==== Supplied material ====

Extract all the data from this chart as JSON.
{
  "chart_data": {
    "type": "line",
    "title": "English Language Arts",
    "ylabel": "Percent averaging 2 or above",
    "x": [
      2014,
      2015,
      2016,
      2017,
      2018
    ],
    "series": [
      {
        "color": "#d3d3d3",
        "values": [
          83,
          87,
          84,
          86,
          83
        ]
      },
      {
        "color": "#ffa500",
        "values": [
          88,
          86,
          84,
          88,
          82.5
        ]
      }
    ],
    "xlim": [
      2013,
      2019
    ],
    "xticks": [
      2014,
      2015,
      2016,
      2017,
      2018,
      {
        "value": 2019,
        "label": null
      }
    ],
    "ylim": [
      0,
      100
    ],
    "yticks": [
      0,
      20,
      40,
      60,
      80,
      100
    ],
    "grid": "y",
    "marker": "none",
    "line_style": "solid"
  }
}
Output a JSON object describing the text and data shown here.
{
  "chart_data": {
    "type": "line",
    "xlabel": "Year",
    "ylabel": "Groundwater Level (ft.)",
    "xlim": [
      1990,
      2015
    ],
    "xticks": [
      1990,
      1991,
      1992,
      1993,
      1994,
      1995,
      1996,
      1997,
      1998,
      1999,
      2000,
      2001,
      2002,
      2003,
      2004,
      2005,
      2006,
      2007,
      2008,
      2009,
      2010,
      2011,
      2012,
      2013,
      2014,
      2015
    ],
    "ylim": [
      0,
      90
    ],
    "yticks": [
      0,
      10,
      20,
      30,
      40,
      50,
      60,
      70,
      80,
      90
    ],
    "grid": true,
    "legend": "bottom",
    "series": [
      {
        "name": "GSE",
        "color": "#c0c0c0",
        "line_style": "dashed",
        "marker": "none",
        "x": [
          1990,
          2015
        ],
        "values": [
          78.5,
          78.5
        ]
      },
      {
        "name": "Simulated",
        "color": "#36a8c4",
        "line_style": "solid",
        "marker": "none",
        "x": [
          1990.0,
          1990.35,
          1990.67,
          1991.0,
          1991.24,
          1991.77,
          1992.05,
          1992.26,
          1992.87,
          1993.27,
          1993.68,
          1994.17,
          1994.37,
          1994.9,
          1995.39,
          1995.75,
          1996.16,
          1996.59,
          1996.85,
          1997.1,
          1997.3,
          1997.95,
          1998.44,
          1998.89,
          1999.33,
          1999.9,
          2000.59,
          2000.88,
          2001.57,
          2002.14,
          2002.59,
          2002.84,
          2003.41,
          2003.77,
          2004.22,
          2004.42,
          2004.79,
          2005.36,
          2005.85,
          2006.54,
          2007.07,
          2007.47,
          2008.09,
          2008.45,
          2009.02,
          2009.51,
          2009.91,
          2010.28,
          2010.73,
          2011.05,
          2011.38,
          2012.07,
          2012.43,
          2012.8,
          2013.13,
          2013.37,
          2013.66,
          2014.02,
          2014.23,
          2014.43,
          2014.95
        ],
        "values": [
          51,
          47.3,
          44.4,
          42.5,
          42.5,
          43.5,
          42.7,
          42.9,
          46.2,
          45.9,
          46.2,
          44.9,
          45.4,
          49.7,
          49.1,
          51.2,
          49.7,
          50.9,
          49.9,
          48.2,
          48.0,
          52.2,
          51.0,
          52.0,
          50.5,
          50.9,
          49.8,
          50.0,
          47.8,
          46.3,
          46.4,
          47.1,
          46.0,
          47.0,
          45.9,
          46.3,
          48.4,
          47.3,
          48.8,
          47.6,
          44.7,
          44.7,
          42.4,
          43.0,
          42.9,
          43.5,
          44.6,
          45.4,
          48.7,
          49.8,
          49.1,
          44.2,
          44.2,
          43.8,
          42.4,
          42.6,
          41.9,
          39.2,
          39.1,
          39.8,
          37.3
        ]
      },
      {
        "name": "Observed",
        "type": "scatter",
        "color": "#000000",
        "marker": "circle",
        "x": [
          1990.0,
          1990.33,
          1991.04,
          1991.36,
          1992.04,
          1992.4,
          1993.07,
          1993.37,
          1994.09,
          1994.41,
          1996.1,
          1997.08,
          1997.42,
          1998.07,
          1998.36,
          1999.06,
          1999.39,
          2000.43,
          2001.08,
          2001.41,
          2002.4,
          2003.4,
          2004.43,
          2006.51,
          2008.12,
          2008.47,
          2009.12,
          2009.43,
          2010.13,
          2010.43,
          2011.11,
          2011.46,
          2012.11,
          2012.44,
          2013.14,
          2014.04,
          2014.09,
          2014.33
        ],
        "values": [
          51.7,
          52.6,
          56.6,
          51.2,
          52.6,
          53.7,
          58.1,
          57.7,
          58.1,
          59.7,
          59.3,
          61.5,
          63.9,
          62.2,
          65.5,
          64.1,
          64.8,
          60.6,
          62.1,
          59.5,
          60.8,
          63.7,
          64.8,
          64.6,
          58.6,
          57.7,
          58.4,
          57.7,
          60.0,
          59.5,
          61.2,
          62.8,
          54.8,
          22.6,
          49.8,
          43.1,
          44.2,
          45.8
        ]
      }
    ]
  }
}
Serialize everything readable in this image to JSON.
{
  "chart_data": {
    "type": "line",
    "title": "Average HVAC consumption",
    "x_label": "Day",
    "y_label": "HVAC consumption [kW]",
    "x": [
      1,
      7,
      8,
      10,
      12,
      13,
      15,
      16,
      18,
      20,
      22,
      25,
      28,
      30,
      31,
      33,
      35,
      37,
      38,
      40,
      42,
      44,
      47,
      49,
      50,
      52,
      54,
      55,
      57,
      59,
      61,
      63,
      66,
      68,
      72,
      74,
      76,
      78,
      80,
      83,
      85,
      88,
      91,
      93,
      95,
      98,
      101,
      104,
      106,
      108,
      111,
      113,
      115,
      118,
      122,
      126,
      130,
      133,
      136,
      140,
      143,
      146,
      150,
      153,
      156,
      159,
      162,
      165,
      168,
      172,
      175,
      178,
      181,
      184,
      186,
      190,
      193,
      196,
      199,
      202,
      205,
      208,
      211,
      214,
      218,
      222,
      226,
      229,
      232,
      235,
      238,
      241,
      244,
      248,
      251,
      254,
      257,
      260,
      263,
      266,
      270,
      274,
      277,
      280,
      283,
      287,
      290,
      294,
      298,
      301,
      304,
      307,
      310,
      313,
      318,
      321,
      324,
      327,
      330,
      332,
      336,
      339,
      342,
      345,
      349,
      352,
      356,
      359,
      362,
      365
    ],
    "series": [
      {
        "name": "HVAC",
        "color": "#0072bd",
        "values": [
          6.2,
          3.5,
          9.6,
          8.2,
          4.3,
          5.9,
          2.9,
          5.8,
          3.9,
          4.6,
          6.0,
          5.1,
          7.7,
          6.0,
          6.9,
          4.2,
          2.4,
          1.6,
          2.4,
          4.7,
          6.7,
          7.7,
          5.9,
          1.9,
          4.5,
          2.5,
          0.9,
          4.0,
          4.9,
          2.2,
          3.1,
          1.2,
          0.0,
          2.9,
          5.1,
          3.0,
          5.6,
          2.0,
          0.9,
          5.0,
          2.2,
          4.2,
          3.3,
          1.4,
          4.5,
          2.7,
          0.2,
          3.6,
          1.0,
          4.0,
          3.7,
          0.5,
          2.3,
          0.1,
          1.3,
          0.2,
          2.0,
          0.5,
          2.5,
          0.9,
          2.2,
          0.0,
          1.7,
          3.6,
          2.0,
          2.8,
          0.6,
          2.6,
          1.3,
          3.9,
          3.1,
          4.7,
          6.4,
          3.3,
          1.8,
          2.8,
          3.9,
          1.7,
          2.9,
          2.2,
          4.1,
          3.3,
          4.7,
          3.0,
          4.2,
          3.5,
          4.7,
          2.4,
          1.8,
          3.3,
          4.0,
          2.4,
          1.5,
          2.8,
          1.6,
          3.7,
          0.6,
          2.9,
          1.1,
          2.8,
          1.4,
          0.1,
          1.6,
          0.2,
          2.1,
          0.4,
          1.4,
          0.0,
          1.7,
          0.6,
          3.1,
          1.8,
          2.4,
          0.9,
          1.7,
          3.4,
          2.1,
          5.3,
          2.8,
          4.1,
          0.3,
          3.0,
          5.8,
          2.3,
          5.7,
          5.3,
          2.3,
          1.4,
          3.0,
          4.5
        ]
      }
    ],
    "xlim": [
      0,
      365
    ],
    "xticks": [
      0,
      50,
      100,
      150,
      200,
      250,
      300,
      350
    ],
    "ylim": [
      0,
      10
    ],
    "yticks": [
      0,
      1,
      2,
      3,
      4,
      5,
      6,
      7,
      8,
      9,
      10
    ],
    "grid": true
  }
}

====

■ Set problem:
Using the records above, gather all lines where the string "name" is present.

■ Written answer:
        "name": "GSE",
        "name": "Simulated",
        "name": "Observed",
        "name": "HVAC",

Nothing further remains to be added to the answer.